What you need to do »
Find each line with the string "name" and report it.

Data »
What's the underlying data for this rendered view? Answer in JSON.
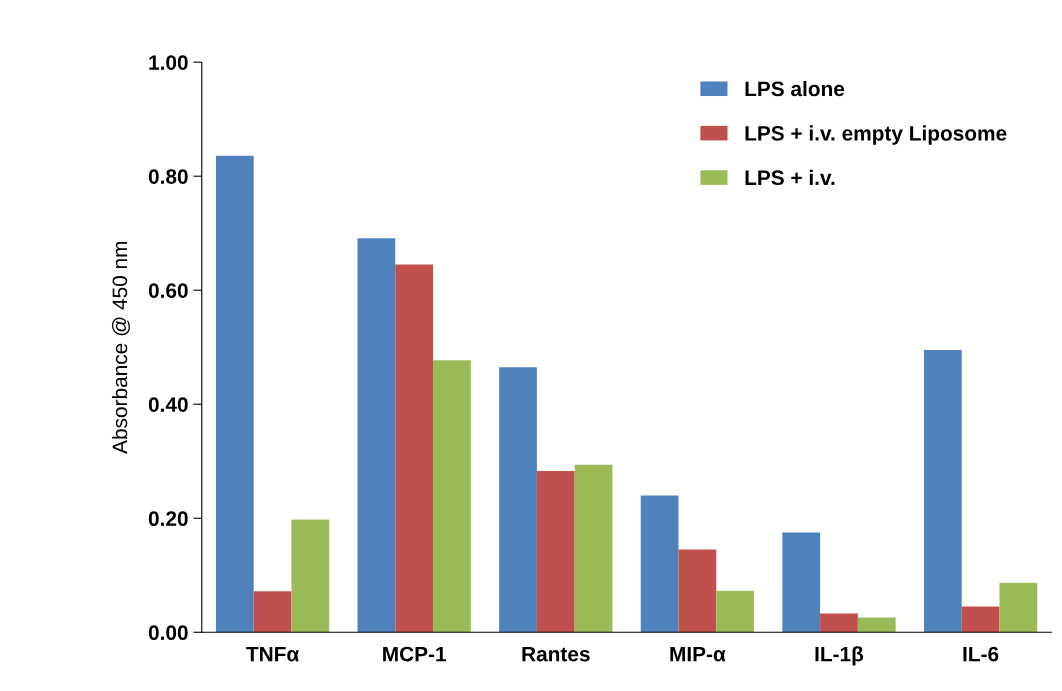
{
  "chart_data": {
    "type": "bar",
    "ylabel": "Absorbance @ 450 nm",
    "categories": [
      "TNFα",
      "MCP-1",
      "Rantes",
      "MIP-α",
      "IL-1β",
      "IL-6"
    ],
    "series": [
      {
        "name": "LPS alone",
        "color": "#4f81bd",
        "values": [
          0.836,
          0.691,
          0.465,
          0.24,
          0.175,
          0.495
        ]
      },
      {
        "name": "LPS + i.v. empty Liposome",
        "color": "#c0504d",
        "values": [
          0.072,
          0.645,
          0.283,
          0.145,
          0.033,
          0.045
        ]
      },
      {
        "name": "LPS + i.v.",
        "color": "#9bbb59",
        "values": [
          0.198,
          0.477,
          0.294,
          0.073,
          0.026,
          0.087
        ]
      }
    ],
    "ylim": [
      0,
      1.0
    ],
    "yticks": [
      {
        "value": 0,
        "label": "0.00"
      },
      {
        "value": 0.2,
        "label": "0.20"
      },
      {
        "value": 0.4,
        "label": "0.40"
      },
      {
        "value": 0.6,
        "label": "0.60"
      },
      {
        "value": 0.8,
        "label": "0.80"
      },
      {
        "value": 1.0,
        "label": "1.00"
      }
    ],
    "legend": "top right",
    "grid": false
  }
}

Complete answer »
        "name": "LPS alone",
        "name": "LPS + i.v. empty Liposome",
        "name": "LPS + i.v.",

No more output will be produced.